» Your objective: Among the entries below, count the lines that contain the word "Average". Write down only the total.

» Dataset content:

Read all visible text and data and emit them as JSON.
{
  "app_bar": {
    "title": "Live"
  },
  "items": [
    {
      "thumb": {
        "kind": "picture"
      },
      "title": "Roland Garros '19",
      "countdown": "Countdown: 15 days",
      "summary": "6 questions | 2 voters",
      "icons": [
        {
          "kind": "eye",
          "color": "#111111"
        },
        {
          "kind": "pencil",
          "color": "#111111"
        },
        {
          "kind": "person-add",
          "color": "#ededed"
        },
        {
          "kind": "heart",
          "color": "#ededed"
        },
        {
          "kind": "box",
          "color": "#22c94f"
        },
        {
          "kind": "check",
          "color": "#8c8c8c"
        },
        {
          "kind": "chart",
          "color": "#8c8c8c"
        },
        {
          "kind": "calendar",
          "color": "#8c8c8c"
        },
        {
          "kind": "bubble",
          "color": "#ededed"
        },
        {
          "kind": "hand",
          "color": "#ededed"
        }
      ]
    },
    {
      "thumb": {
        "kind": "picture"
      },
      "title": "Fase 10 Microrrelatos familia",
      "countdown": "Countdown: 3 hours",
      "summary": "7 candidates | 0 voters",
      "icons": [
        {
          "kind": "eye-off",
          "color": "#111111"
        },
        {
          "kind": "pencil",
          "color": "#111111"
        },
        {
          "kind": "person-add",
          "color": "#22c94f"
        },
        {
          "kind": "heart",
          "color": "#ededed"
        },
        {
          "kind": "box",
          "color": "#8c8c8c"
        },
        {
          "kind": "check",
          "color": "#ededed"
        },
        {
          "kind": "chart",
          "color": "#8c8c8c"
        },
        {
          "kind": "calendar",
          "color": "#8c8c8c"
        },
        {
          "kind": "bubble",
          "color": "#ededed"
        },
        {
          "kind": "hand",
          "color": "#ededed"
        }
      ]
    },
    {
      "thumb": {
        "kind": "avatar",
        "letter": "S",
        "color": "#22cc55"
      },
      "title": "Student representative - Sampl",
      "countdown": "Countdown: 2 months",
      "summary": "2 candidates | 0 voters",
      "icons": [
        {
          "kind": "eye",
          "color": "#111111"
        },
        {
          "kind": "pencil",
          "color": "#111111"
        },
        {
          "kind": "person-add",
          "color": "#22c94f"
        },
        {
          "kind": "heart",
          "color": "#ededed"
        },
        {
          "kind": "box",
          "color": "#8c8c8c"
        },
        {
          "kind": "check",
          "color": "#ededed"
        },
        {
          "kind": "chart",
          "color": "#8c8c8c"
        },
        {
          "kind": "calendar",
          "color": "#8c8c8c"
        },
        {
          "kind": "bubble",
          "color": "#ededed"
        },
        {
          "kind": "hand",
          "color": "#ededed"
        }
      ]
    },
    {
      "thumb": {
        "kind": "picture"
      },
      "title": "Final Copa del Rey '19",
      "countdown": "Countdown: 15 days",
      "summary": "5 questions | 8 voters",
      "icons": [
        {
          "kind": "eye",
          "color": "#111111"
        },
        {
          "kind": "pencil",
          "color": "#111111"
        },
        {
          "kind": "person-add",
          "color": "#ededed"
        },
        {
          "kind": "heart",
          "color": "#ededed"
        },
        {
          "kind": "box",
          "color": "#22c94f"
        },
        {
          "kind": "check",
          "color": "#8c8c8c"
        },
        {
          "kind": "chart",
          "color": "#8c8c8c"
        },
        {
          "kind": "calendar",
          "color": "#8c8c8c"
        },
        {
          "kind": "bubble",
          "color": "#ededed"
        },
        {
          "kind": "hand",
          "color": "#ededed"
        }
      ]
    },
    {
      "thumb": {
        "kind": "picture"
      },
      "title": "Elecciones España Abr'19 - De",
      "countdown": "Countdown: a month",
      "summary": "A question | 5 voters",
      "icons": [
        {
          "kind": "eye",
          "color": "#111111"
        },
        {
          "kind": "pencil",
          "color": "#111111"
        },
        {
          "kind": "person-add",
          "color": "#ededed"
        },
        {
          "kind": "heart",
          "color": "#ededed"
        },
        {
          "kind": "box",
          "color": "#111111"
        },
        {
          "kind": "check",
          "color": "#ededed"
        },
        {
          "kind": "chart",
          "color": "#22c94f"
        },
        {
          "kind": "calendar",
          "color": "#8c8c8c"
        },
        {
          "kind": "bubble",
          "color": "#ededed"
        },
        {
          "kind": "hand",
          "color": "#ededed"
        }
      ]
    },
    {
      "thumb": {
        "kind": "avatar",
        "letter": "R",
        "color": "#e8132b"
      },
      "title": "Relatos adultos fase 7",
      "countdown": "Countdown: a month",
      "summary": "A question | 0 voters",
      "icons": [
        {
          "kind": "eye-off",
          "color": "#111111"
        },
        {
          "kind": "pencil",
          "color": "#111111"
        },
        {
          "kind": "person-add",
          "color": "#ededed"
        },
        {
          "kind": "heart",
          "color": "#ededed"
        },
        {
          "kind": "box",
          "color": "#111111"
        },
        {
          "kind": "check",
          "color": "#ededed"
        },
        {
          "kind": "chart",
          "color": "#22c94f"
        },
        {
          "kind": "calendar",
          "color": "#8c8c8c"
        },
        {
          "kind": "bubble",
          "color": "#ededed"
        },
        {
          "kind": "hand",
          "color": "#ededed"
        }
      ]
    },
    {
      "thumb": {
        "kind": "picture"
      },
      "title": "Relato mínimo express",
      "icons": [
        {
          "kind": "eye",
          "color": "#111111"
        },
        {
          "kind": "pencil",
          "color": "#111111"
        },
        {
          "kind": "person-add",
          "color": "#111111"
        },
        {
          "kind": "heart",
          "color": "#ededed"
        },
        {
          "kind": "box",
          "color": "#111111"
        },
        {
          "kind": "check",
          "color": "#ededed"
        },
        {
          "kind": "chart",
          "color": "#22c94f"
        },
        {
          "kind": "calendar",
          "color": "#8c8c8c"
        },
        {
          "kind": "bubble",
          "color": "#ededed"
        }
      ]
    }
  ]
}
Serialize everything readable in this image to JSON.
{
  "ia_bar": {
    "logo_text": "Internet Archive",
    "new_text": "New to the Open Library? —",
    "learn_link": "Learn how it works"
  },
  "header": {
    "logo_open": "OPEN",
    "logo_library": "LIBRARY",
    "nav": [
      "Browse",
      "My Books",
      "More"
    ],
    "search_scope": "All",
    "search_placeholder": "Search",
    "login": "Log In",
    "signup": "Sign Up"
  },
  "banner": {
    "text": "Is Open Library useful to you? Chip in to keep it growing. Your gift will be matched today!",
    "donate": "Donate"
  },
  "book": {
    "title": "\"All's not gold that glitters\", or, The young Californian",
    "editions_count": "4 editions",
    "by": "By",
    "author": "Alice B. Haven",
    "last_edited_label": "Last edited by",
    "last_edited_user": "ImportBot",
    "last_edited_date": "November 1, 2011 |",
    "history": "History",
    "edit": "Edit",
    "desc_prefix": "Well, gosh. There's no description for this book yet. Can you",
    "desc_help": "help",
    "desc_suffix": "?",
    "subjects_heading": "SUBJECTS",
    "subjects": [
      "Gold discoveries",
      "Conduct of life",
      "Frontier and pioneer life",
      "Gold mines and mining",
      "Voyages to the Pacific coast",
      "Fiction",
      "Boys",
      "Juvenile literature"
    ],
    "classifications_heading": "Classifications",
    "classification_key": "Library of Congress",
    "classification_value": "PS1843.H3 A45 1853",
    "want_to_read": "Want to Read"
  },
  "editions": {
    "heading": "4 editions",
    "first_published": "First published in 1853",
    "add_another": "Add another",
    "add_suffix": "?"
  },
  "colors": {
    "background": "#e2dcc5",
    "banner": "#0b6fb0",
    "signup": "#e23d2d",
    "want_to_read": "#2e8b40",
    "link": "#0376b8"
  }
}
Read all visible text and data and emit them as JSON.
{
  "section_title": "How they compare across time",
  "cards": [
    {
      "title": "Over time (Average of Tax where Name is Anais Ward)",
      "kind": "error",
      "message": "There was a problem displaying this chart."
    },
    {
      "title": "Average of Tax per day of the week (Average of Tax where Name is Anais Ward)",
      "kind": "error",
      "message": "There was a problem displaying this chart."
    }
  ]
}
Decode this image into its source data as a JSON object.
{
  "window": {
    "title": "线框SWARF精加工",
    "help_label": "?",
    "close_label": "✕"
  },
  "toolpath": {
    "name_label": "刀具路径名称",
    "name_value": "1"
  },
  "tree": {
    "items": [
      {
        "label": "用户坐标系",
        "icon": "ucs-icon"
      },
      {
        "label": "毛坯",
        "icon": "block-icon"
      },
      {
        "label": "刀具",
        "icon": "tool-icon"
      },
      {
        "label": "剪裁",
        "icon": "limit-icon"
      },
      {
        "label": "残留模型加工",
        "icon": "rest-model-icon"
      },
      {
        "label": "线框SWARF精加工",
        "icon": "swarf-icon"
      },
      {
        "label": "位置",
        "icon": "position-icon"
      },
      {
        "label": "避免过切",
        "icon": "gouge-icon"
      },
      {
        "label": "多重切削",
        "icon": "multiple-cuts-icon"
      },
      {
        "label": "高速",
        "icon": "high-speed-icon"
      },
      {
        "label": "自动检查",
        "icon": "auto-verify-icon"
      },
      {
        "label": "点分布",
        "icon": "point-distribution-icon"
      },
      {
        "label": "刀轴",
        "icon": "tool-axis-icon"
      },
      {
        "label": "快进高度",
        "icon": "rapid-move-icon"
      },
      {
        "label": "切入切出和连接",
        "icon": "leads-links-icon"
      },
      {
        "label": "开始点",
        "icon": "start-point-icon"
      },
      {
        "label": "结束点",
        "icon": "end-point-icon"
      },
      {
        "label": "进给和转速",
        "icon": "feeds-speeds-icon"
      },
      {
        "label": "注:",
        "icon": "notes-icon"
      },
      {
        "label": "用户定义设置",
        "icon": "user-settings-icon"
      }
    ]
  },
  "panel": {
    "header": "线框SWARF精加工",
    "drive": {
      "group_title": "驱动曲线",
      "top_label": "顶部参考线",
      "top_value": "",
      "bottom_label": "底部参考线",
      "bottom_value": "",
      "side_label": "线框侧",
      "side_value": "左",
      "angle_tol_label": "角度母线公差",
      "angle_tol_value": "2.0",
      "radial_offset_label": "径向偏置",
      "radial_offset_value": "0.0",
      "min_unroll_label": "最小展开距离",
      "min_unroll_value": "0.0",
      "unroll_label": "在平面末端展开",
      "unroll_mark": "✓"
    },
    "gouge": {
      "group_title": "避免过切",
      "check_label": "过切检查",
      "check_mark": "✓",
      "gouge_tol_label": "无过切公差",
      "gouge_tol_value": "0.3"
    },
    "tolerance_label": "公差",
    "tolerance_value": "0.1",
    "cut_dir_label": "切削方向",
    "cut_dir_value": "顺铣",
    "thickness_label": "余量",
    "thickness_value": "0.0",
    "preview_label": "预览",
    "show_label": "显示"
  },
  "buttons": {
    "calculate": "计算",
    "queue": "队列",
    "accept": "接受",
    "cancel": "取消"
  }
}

» Answer to this problem: 2